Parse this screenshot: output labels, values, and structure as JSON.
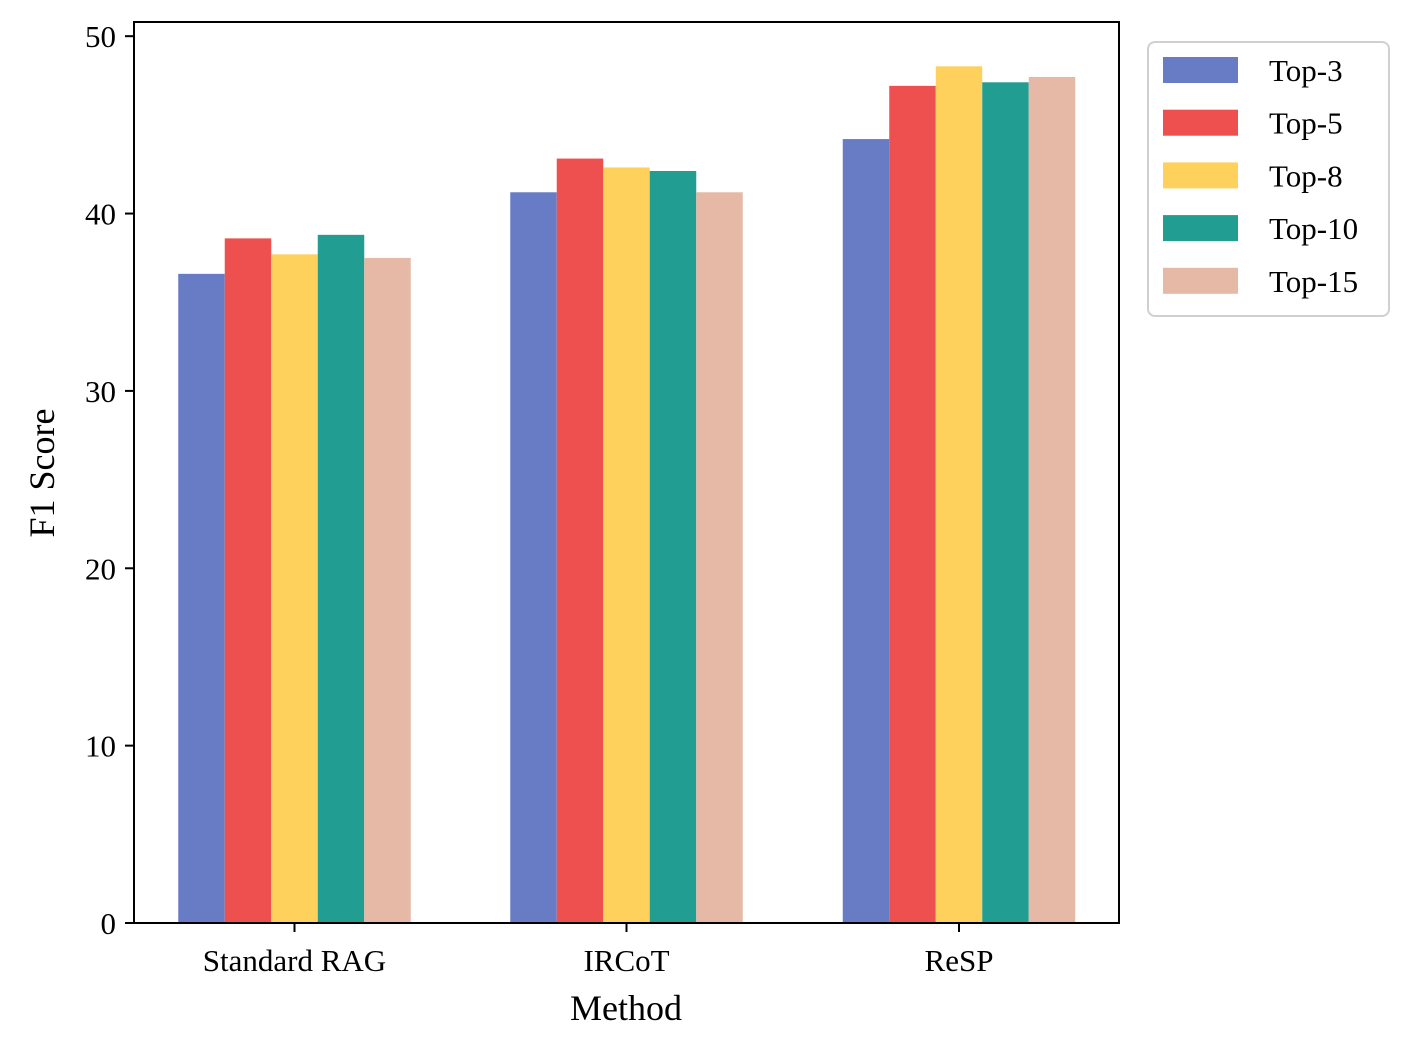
{
  "chart_data": {
    "type": "bar",
    "title": "",
    "xlabel": "Method",
    "ylabel": "F1 Score",
    "categories": [
      "Standard RAG",
      "IRCoT",
      "ReSP"
    ],
    "ylim": [
      0,
      50.8
    ],
    "yticks": [
      0,
      10,
      20,
      30,
      40,
      50
    ],
    "grid": false,
    "legend_position": "outside-top-right",
    "series": [
      {
        "name": "Top-3",
        "color": "#687cc5",
        "values": [
          36.6,
          41.2,
          44.2
        ]
      },
      {
        "name": "Top-5",
        "color": "#ee4f4f",
        "values": [
          38.6,
          43.1,
          47.2
        ]
      },
      {
        "name": "Top-8",
        "color": "#fdd15c",
        "values": [
          37.7,
          42.6,
          48.3
        ]
      },
      {
        "name": "Top-10",
        "color": "#219d91",
        "values": [
          38.8,
          42.4,
          47.4
        ]
      },
      {
        "name": "Top-15",
        "color": "#e5b9a6",
        "values": [
          37.5,
          41.2,
          47.7
        ]
      }
    ]
  }
}
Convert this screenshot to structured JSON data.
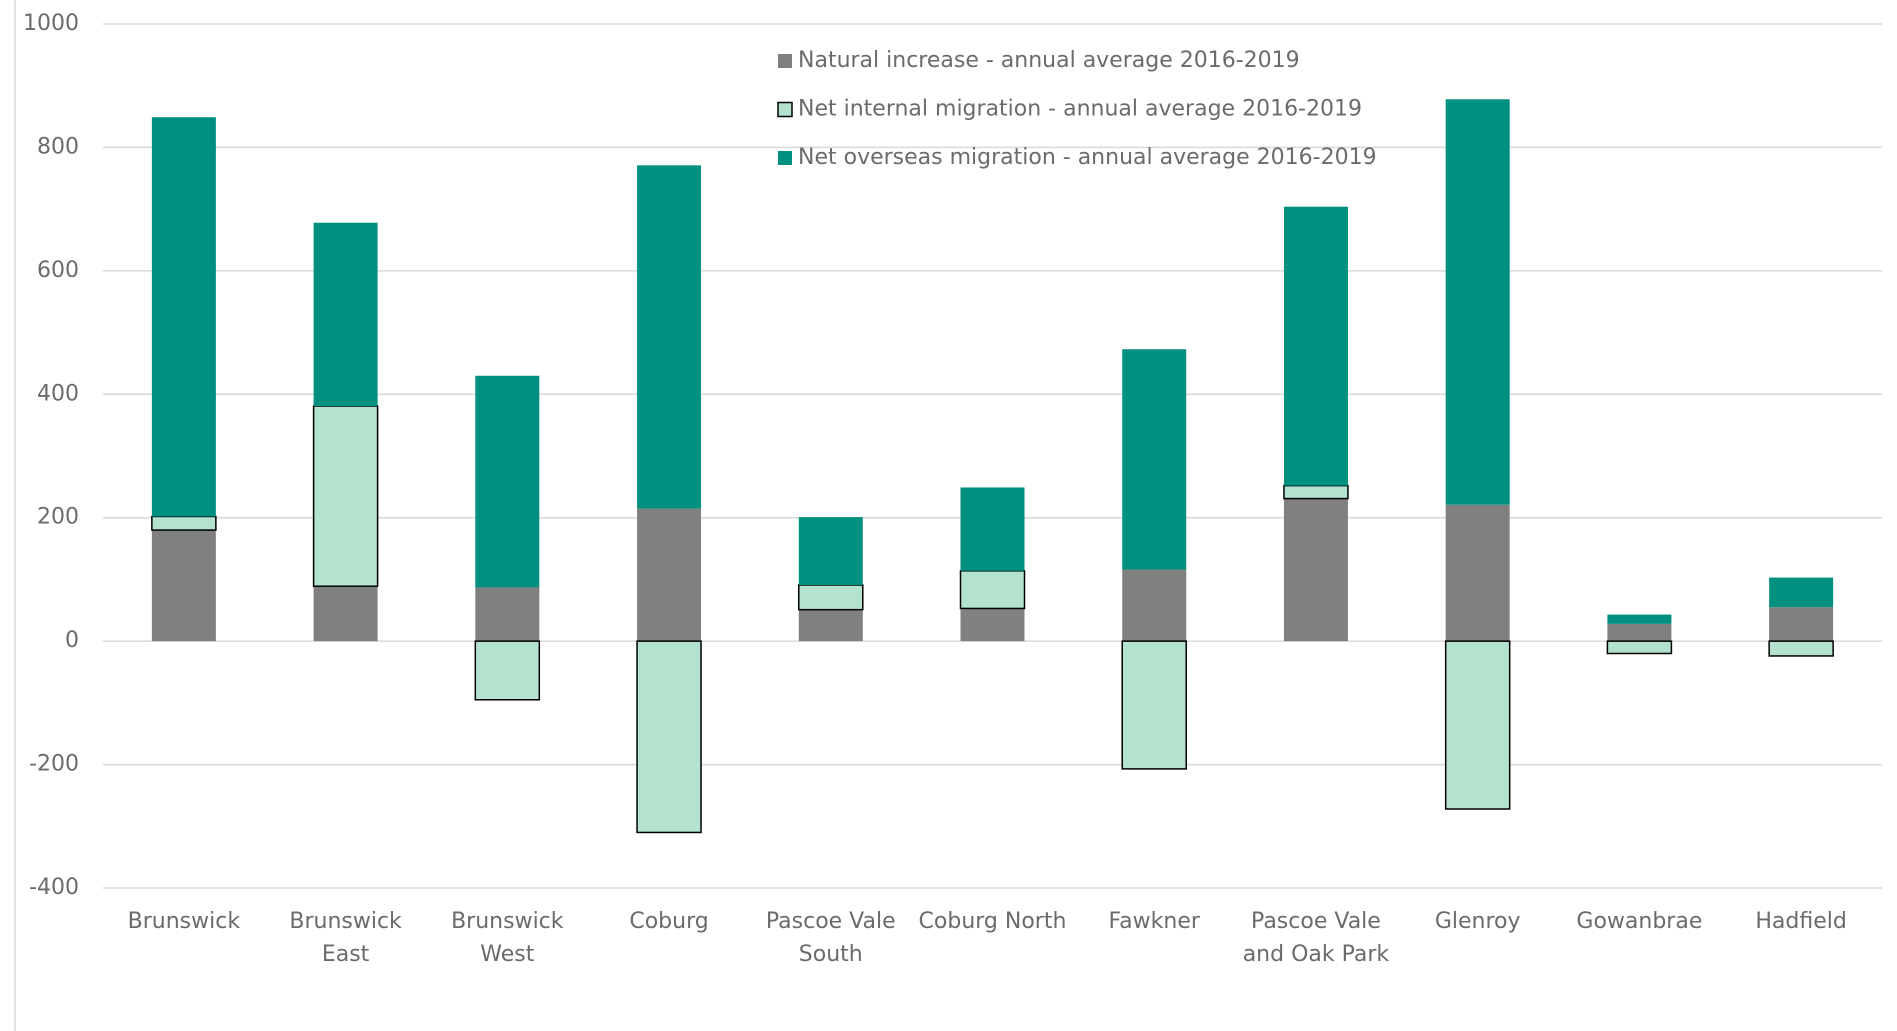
{
  "chart_data": {
    "type": "stacked_bar",
    "categories": [
      "Brunswick",
      "Brunswick East",
      "Brunswick West",
      "Coburg",
      "Pascoe Vale South",
      "Coburg North",
      "Fawkner",
      "Pascoe Vale and Oak Park",
      "Glenroy",
      "Gowanbrae",
      "Hadfield"
    ],
    "series": [
      {
        "name": "Natural increase - annual average 2016-2019",
        "color": "#808080",
        "values": [
          180,
          89,
          87,
          215,
          51,
          53,
          116,
          231,
          221,
          28,
          55
        ]
      },
      {
        "name": "Net internal migration - annual average 2016-2019",
        "color": "#b3e3cf",
        "stroke": "#000000",
        "values": [
          22,
          292,
          -95,
          -310,
          40,
          61,
          -207,
          21,
          -272,
          -20,
          -24
        ]
      },
      {
        "name": "Net overseas migration - annual average 2016-2019",
        "color": "#009080",
        "values": [
          647,
          297,
          343,
          556,
          110,
          135,
          357,
          452,
          657,
          15,
          48
        ]
      }
    ],
    "ylim": [
      -400,
      1000
    ],
    "yticks": [
      -400,
      -200,
      0,
      200,
      400,
      600,
      800,
      1000
    ],
    "grid": true
  }
}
________________________
**WHAT THE TASK REQUIRES**: Read the data above and pull out each line that holds the string "name".

**ANSWER TO THE TASK**:
        "name": "Top-3",
        "name": "Top-5",
        "name": "Top-8",
        "name": "Top-10",
        "name": "Top-15",
        "name": "Natural increase - annual average 2016-2019",
        "name": "Net internal migration - annual average 2016-2019",
        "name": "Net overseas migration - annual average 2016-2019",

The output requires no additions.